PROBLEM REQUIREMENTS:
Return each line of the records below that contains the word "axis".
Start of PROVIDED INFORMATION
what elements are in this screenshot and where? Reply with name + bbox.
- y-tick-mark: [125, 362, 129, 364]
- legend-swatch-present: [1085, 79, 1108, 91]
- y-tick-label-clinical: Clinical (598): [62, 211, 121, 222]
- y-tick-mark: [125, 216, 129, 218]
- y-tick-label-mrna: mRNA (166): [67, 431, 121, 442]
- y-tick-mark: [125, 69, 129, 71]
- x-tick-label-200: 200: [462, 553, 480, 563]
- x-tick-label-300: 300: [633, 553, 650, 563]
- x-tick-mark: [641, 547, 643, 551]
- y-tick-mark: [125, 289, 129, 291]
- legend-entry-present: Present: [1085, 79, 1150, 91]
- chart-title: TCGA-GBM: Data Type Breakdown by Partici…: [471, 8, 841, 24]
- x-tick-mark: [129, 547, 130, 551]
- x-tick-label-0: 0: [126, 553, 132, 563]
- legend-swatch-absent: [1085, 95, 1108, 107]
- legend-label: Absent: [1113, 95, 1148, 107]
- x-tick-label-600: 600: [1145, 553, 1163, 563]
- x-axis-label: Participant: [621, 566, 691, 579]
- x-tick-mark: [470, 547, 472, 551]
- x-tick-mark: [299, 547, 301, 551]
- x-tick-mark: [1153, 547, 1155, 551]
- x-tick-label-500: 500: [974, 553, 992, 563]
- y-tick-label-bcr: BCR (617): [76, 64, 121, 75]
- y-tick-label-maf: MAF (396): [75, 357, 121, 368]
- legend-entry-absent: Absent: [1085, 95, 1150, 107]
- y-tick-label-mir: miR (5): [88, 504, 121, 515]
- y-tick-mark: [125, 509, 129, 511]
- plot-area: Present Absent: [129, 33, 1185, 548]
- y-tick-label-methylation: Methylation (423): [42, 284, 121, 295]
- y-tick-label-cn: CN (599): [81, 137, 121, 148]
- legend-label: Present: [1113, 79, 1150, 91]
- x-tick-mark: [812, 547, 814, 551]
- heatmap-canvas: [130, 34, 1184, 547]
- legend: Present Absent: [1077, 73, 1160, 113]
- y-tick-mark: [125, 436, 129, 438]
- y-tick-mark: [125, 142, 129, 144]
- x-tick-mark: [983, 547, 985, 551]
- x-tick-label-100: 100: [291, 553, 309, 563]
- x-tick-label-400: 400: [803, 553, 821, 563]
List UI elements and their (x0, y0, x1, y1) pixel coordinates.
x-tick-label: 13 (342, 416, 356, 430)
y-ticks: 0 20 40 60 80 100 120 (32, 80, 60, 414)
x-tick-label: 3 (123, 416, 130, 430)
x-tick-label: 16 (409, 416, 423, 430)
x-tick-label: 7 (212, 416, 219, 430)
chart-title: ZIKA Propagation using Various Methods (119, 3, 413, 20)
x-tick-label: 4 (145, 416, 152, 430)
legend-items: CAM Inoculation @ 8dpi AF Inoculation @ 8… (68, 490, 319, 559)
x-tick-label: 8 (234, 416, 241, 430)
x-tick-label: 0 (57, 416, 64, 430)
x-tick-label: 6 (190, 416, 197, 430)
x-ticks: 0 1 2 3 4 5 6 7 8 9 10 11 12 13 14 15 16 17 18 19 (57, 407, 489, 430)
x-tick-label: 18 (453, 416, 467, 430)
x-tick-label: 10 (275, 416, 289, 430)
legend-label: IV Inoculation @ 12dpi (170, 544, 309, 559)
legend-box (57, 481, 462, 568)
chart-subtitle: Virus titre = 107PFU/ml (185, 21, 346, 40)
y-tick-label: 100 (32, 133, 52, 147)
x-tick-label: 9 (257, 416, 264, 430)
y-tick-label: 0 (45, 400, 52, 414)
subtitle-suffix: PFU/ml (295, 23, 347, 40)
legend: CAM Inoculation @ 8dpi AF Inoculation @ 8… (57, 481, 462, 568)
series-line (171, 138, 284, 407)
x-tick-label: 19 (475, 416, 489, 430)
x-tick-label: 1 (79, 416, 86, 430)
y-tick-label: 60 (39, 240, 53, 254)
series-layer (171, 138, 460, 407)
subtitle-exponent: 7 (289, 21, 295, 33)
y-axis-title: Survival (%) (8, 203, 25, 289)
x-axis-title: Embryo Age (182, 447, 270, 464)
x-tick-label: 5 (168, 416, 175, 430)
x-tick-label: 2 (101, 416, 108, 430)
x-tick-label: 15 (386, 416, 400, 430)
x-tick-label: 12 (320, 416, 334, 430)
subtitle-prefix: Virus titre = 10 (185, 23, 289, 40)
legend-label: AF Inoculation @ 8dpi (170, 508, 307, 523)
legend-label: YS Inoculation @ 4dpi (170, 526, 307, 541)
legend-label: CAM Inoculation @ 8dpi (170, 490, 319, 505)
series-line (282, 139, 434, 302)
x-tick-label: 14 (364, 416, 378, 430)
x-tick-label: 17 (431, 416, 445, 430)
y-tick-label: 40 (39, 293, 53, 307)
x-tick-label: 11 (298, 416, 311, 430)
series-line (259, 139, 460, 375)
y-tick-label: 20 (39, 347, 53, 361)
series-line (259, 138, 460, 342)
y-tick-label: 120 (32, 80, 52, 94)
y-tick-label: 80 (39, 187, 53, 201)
End of PROVIDED INFORMATION
Start of PROVIDED INFORMATION
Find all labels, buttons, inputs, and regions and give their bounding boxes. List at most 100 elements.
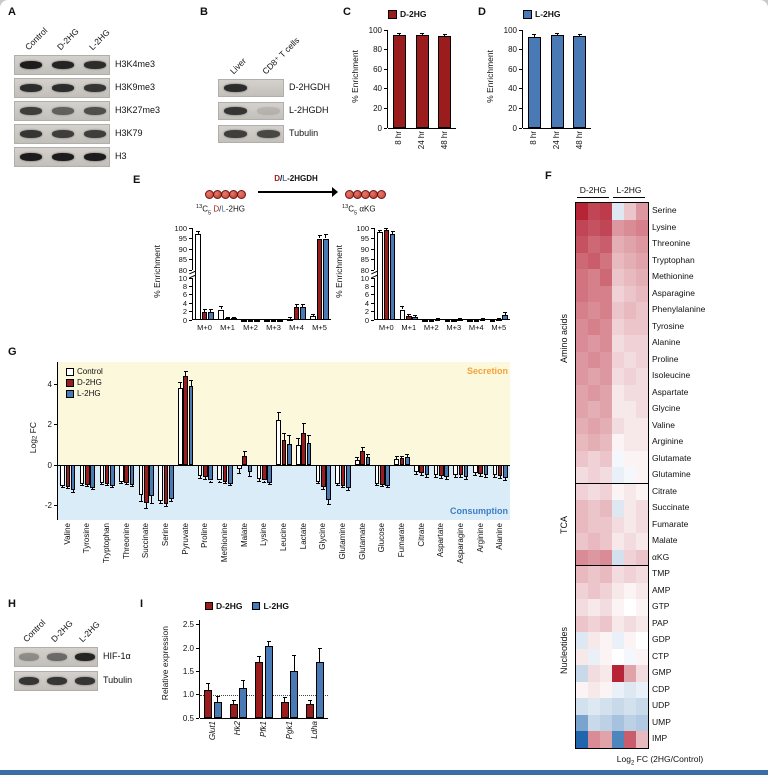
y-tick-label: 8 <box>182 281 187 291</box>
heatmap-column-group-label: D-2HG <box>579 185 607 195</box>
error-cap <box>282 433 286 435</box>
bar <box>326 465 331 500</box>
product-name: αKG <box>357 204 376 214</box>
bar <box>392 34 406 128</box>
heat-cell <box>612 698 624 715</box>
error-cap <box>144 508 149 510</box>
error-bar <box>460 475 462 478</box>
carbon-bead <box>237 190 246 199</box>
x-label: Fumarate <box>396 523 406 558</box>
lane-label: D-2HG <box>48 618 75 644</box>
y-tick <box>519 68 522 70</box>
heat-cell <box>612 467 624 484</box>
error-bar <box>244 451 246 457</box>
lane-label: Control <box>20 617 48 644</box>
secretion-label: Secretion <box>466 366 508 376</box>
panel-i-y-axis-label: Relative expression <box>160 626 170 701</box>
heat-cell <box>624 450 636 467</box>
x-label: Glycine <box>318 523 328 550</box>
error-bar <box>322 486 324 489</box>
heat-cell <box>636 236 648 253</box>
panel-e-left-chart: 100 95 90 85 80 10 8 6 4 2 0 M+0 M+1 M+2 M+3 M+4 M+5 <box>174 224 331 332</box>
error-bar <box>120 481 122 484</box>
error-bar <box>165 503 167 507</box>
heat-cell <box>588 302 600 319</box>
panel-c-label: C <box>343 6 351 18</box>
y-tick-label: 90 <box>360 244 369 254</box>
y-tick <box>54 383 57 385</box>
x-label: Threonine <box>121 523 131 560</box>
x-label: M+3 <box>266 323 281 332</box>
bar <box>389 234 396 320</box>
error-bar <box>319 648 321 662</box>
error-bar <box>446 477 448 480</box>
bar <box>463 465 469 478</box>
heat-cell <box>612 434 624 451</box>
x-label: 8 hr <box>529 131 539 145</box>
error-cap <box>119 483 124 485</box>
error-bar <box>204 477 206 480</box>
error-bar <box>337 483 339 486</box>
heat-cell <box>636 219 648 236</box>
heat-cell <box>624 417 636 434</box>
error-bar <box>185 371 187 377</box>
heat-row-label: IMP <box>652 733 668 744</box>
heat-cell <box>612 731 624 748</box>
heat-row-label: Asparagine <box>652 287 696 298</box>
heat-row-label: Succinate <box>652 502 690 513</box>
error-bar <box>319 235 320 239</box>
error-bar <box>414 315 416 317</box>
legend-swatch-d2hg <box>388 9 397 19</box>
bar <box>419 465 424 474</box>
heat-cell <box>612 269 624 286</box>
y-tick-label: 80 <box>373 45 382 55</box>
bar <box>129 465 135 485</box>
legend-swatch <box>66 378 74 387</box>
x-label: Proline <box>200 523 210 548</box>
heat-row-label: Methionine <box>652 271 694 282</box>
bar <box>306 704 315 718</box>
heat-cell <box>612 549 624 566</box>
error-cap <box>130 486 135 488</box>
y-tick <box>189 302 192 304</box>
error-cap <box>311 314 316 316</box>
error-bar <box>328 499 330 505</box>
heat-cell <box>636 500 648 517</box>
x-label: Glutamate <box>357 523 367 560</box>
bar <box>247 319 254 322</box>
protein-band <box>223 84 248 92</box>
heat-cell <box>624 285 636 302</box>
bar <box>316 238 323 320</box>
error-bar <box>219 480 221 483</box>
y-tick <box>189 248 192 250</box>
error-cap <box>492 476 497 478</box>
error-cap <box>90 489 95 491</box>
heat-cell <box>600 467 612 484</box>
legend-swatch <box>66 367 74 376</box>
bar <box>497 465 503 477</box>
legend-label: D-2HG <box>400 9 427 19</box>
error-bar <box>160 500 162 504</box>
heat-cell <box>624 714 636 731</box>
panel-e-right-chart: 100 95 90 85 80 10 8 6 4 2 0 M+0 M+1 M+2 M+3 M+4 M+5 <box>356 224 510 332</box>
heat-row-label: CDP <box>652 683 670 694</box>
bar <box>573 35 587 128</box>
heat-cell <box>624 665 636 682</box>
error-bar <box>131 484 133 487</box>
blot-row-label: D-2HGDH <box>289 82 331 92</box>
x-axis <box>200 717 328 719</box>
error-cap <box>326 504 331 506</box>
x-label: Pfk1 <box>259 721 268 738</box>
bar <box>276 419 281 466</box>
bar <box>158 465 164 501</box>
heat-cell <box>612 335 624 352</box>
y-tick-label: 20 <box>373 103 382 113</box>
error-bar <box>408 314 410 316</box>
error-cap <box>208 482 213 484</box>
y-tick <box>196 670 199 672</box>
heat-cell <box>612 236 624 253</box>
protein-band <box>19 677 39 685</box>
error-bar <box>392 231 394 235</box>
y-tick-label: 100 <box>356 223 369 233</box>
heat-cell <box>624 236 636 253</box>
End of PROVIDED INFORMATION
ANSWER TO THE PROBLEM:
- x-axis-label: Participant: [621, 566, 691, 579]
y-axis-title: Survival (%) (8, 203, 25, 289)
x-axis-title: Embryo Age (182, 447, 270, 464)
panel-i-y-axis-label: Relative expression <box>160 626 170 701</box>
x-axis <box>200 717 328 719</box>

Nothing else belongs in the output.